▶ **EXERCISE DIRECTIONS**
Copy the listing verbatim, excluding any images found in it.

▶ **INPUT ROWS**

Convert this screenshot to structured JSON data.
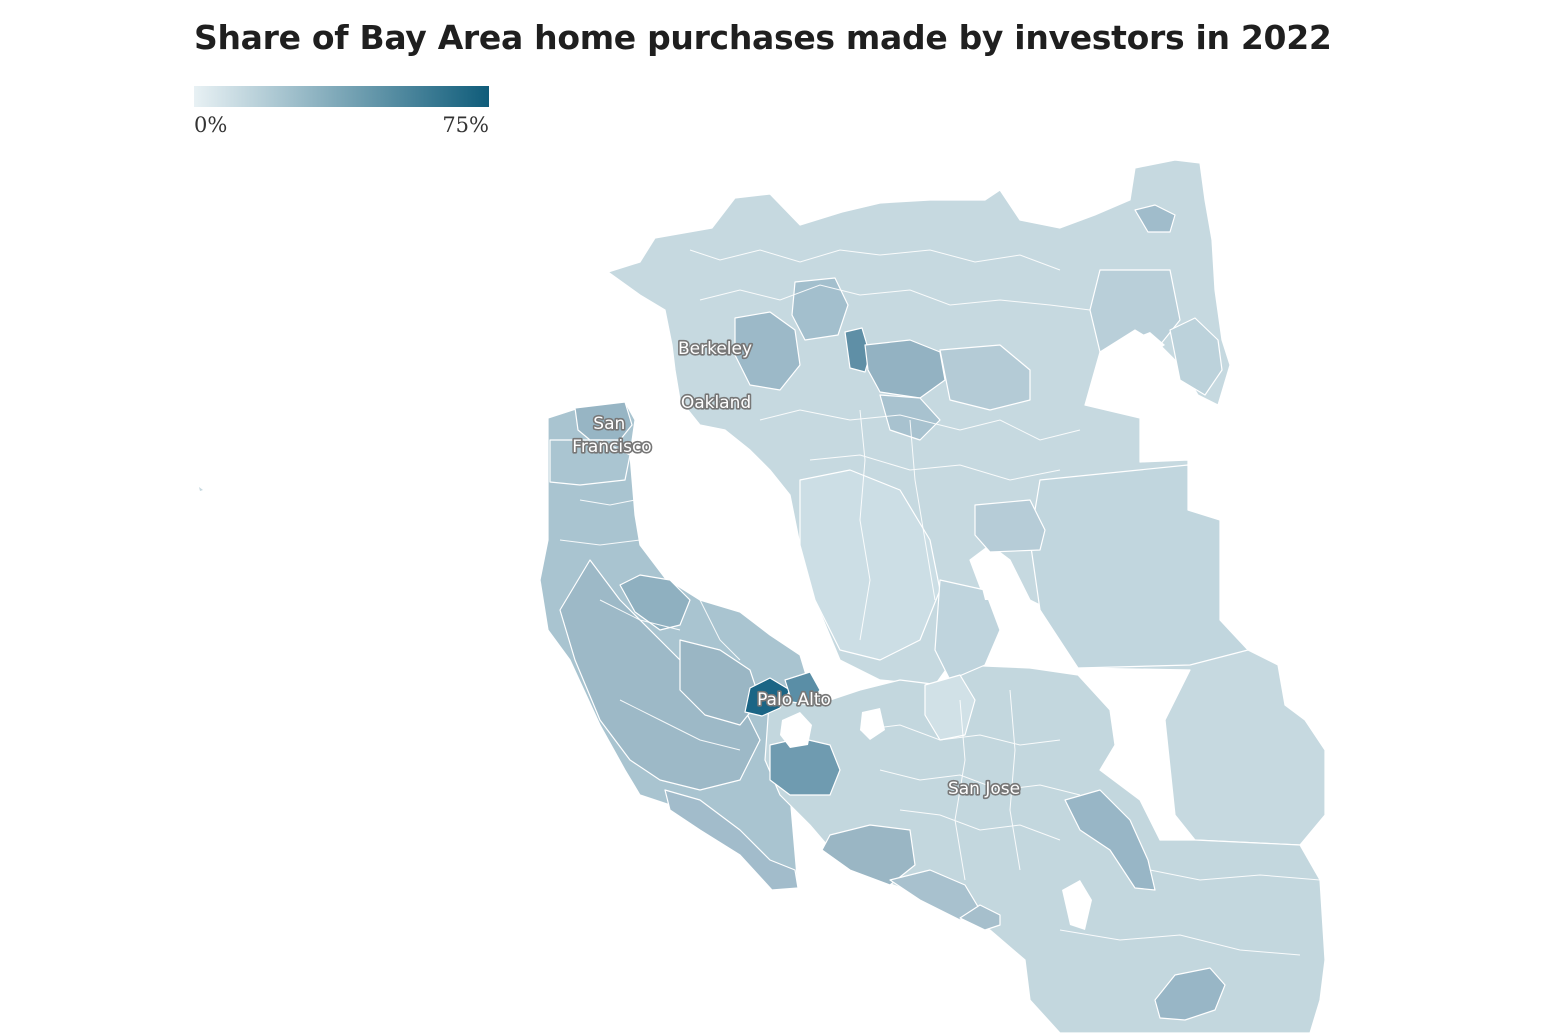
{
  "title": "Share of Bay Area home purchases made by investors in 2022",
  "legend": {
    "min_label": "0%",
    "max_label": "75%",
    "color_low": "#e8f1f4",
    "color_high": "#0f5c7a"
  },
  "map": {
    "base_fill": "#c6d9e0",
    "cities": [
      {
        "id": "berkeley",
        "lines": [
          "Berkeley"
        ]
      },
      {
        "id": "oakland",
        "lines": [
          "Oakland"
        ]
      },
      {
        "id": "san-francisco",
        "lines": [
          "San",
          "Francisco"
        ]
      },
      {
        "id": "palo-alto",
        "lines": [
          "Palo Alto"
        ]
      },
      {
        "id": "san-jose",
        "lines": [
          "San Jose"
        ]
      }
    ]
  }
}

▶ **RESULT OF THIS EXERCISE**
Convert this screenshot to structured JSON data.
{
  "title": "Share of Bay Area home purchases made by investors in 2022",
  "legend": {
    "min_label": "0%",
    "max_label": "75%",
    "color_low": "#e8f1f4",
    "color_high": "#0f5c7a"
  },
  "map": {
    "base_fill": "#c6d9e0",
    "cities": [
      {
        "id": "berkeley",
        "lines": [
          "Berkeley"
        ]
      },
      {
        "id": "oakland",
        "lines": [
          "Oakland"
        ]
      },
      {
        "id": "san-francisco",
        "lines": [
          "San",
          "Francisco"
        ]
      },
      {
        "id": "palo-alto",
        "lines": [
          "Palo Alto"
        ]
      },
      {
        "id": "san-jose",
        "lines": [
          "San Jose"
        ]
      }
    ]
  }
}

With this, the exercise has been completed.